-- start of Material shown --
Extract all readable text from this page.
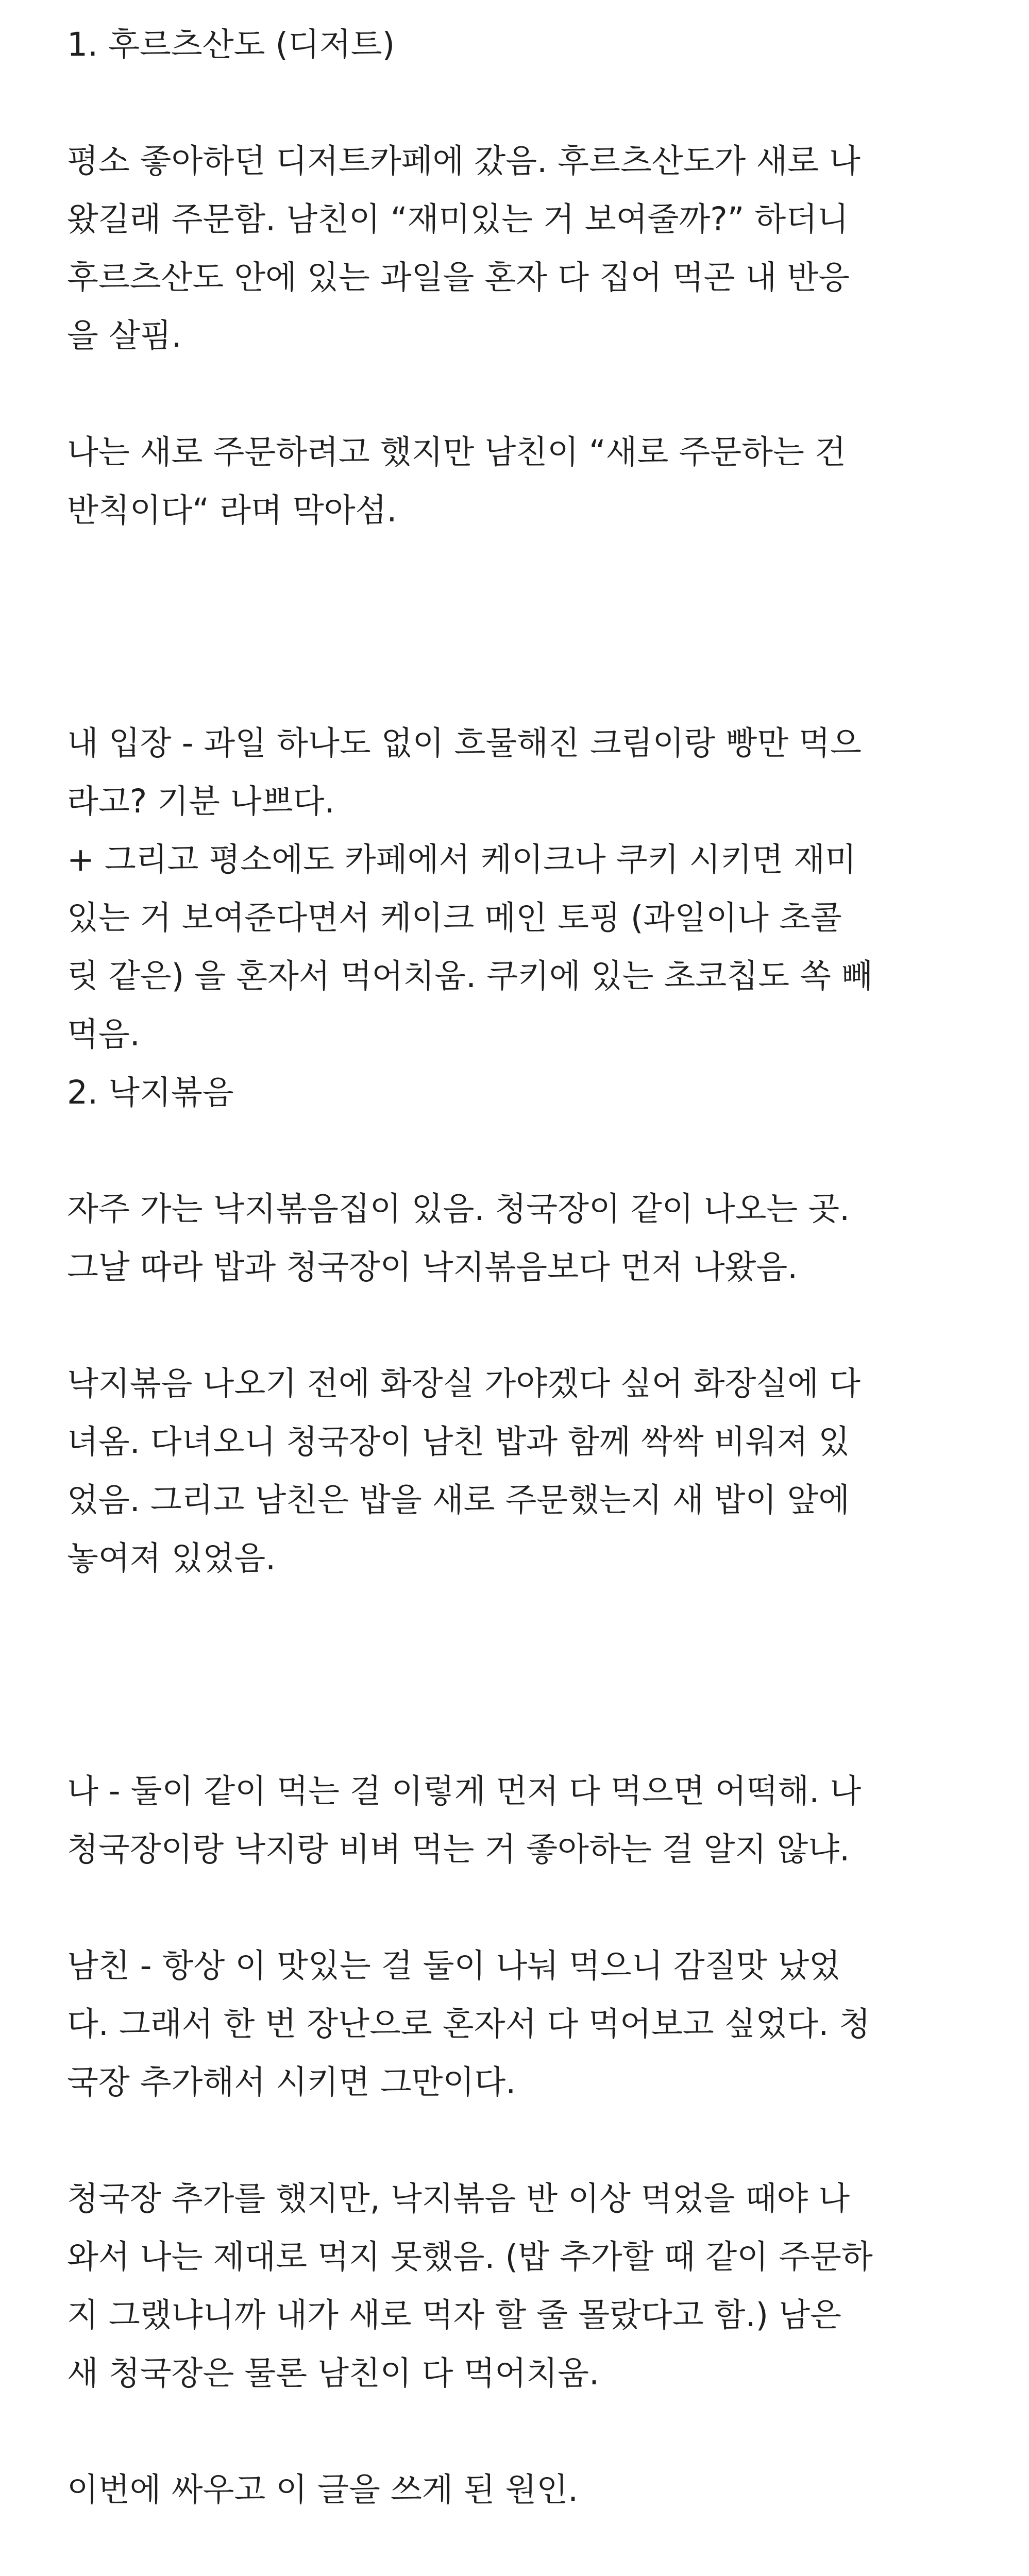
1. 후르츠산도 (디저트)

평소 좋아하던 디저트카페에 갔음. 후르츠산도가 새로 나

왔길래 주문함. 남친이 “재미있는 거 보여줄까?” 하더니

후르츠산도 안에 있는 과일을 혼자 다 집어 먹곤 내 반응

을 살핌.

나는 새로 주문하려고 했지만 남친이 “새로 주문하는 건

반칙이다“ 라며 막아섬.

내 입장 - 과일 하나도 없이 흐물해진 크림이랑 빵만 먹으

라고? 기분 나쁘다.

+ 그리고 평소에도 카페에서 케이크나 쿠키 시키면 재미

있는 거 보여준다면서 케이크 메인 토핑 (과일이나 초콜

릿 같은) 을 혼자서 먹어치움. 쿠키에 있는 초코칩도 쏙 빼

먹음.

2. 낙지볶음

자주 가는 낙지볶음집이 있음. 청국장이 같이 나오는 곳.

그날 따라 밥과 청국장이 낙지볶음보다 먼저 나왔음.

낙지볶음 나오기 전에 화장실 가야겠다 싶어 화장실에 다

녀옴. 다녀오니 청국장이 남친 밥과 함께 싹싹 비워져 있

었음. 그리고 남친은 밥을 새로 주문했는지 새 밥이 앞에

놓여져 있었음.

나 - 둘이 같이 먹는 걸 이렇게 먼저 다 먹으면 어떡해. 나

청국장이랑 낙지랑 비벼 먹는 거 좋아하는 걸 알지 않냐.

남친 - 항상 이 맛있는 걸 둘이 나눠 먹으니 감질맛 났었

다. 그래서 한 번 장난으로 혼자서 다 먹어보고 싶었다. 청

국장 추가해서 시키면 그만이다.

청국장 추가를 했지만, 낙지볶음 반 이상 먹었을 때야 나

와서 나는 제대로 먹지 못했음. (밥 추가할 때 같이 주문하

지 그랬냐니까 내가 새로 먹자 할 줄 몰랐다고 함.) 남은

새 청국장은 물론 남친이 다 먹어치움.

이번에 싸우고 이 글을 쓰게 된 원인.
-- end of Material shown --
-- start of Material shown --
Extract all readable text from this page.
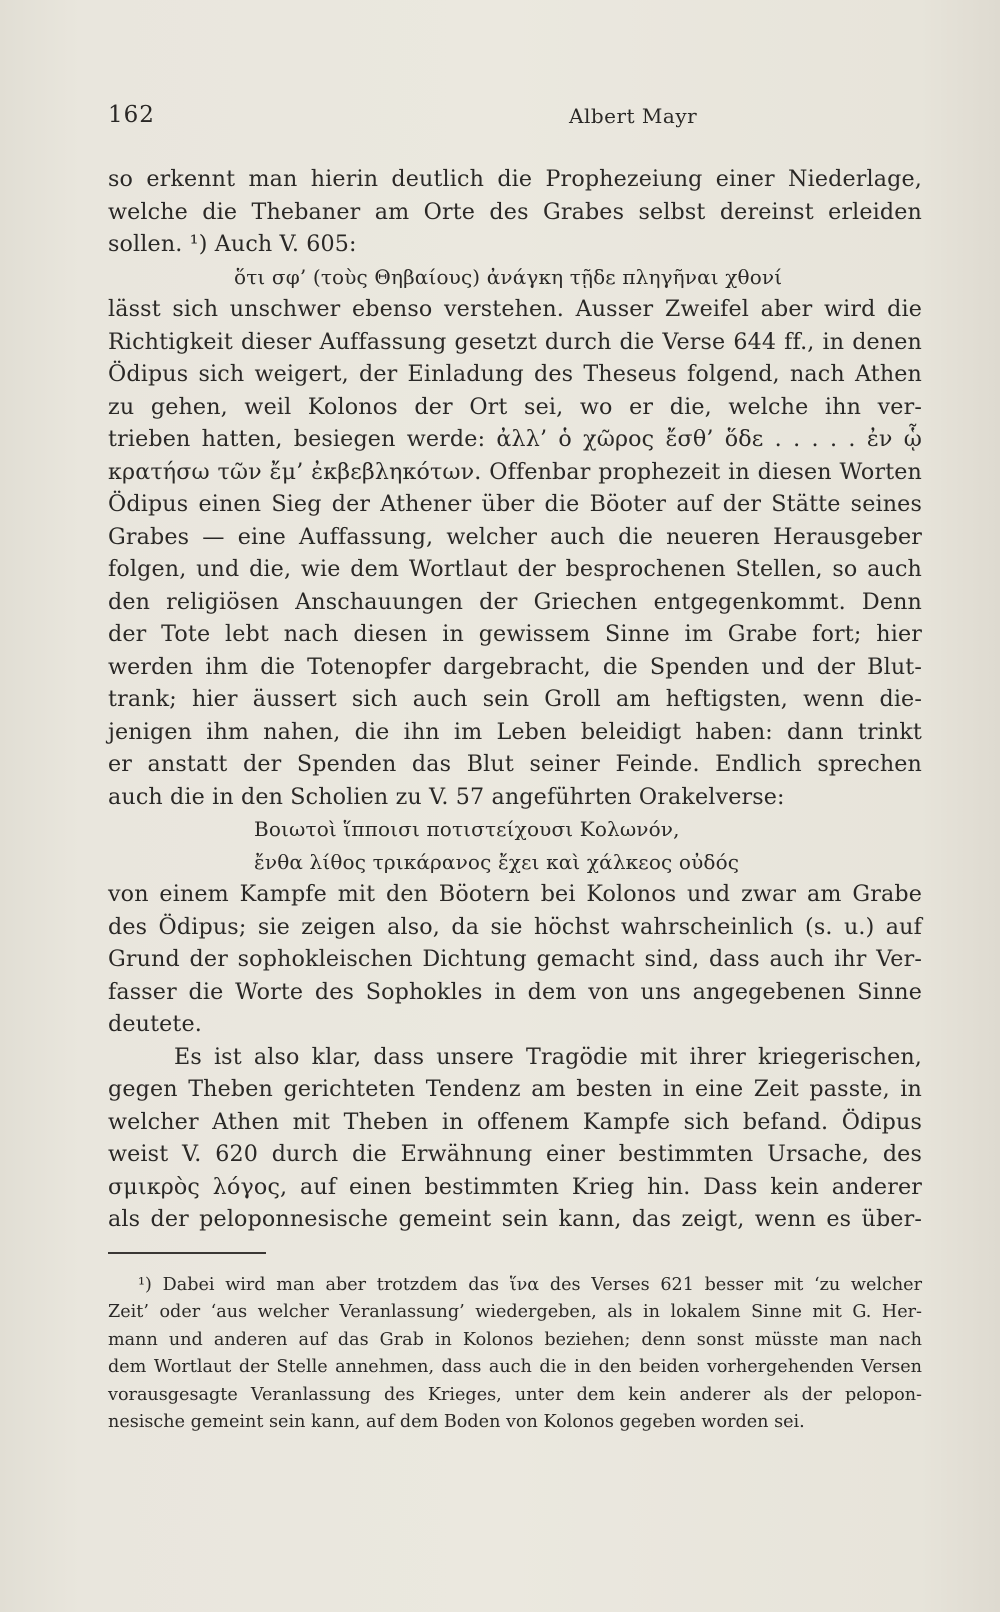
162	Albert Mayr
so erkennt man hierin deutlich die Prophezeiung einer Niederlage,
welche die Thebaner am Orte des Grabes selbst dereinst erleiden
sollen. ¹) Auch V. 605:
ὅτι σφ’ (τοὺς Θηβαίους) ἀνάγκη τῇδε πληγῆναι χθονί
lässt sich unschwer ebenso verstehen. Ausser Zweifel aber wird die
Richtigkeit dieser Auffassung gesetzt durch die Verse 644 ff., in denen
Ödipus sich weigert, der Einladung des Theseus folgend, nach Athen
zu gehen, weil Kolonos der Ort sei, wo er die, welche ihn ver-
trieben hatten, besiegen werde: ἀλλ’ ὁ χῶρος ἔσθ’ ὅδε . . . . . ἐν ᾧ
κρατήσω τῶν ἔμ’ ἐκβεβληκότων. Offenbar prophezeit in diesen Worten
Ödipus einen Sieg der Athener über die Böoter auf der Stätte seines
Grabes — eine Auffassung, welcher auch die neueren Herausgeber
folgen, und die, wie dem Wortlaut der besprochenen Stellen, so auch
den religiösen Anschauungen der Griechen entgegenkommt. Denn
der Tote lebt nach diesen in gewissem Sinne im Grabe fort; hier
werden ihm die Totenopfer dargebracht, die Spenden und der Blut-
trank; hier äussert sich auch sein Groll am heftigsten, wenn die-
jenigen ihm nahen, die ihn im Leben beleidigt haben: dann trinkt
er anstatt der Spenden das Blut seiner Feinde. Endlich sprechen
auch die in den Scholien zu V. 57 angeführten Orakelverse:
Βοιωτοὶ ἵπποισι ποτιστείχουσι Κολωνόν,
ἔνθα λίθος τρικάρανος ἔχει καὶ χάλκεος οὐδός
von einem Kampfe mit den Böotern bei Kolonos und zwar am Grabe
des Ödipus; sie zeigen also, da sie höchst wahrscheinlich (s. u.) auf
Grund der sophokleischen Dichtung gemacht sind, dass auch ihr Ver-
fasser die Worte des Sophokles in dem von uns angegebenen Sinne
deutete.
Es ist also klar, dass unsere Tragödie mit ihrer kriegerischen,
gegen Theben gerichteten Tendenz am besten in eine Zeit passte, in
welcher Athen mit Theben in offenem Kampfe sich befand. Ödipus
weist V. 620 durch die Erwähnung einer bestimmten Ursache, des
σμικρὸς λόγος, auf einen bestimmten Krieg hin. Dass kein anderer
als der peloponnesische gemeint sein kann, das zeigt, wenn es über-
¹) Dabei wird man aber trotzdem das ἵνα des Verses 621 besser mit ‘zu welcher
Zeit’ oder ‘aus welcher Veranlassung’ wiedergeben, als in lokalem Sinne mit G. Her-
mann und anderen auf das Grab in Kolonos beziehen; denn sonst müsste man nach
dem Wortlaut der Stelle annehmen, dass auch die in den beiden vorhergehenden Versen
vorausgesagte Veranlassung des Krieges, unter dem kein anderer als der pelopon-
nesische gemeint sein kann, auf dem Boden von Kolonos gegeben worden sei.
-- end of Material shown --
■ **Goal**:
In the entries above, count each line with "anderer"; reply with the total only.

■ **Full output**:
2